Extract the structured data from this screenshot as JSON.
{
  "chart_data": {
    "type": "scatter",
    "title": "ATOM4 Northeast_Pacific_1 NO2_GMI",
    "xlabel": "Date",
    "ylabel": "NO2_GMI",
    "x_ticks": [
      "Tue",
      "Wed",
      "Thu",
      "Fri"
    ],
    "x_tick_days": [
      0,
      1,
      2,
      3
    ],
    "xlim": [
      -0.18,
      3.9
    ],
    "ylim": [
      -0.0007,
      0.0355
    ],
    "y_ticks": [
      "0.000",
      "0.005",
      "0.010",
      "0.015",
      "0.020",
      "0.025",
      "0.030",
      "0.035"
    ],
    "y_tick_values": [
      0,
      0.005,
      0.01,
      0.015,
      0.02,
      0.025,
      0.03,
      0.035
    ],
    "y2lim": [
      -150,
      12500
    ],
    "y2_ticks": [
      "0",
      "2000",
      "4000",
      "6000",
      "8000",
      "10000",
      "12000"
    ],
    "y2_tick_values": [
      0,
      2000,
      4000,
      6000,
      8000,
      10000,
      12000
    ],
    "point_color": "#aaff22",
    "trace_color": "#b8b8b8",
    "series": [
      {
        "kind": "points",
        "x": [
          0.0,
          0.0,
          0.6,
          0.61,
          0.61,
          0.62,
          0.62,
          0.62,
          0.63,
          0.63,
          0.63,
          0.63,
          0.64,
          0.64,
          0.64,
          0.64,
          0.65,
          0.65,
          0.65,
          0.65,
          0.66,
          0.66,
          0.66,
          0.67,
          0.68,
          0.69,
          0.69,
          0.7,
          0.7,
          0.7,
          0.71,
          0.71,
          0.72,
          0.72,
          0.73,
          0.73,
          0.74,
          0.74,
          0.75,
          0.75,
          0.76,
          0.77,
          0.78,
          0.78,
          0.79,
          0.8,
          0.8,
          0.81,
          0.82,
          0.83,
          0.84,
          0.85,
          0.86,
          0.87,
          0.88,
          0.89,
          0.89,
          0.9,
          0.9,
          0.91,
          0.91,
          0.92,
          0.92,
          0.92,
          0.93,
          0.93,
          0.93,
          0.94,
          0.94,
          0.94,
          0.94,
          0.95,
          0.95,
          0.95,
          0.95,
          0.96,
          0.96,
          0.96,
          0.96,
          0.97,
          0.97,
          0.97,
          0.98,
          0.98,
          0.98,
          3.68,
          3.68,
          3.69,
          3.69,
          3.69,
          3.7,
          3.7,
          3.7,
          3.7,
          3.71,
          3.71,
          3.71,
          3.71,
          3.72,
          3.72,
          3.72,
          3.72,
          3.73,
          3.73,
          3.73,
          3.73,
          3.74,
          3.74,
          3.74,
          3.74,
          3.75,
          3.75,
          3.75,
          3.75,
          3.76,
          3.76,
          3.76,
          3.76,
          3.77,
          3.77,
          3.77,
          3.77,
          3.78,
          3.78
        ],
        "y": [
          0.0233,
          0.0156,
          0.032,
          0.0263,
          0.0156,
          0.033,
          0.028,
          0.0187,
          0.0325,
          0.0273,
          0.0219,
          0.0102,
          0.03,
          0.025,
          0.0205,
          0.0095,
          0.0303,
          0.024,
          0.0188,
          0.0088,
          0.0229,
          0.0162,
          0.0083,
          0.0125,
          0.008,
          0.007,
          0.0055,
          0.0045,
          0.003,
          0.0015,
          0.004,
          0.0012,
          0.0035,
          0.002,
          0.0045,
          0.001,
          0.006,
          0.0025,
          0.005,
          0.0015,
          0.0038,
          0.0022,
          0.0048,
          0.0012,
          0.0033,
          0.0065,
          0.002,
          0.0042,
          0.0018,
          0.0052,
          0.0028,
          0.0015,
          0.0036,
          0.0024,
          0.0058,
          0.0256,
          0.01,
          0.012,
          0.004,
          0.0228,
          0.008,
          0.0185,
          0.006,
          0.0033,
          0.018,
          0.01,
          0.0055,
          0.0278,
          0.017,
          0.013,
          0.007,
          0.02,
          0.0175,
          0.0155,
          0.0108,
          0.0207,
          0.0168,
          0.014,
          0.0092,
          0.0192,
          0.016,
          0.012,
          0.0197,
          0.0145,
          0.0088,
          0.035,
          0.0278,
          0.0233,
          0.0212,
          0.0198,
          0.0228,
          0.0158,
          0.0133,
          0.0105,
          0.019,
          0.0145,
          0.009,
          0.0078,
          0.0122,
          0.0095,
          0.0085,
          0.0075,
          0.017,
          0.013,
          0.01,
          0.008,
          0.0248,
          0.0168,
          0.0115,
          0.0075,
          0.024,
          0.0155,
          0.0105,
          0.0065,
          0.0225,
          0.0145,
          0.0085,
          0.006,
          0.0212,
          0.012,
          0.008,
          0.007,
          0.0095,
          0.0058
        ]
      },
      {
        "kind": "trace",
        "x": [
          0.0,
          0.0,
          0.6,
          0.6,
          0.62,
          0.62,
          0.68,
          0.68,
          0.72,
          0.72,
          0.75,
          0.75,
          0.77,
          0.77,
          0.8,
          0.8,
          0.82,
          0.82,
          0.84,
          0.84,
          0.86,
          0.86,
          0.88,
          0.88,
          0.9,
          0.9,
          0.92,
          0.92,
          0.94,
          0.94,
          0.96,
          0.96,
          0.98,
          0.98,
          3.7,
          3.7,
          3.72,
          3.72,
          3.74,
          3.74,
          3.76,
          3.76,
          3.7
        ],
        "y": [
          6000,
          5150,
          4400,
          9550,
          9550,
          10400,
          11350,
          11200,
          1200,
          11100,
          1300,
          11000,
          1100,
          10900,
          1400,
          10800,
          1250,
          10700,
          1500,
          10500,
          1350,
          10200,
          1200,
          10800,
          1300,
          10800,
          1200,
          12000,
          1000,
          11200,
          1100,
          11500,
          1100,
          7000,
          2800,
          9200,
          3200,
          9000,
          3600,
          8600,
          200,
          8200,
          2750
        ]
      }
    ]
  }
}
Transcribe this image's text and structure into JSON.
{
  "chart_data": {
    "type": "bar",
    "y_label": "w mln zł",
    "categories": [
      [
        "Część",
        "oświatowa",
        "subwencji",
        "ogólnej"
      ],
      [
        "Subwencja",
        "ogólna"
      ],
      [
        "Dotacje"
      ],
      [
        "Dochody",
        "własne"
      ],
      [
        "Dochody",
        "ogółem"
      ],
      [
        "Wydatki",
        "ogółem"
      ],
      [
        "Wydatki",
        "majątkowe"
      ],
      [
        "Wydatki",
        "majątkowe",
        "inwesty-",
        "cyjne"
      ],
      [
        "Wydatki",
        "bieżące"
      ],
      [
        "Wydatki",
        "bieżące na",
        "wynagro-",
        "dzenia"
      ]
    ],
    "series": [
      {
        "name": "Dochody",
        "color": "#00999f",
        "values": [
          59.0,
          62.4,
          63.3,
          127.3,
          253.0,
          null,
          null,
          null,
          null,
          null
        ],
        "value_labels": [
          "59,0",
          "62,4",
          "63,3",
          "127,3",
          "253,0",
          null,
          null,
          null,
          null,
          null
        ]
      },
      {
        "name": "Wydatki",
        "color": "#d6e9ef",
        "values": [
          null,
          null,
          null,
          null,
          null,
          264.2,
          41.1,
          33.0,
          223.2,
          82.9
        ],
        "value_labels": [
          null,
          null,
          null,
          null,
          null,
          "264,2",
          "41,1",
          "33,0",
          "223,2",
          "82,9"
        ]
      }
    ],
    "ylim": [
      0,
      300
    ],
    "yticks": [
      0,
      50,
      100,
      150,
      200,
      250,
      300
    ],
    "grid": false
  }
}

-=-=-=-=-

## INSTRUCTION
Look through the material above and work out how many of its lines contain "this". State the number only.

## THE RESULT
2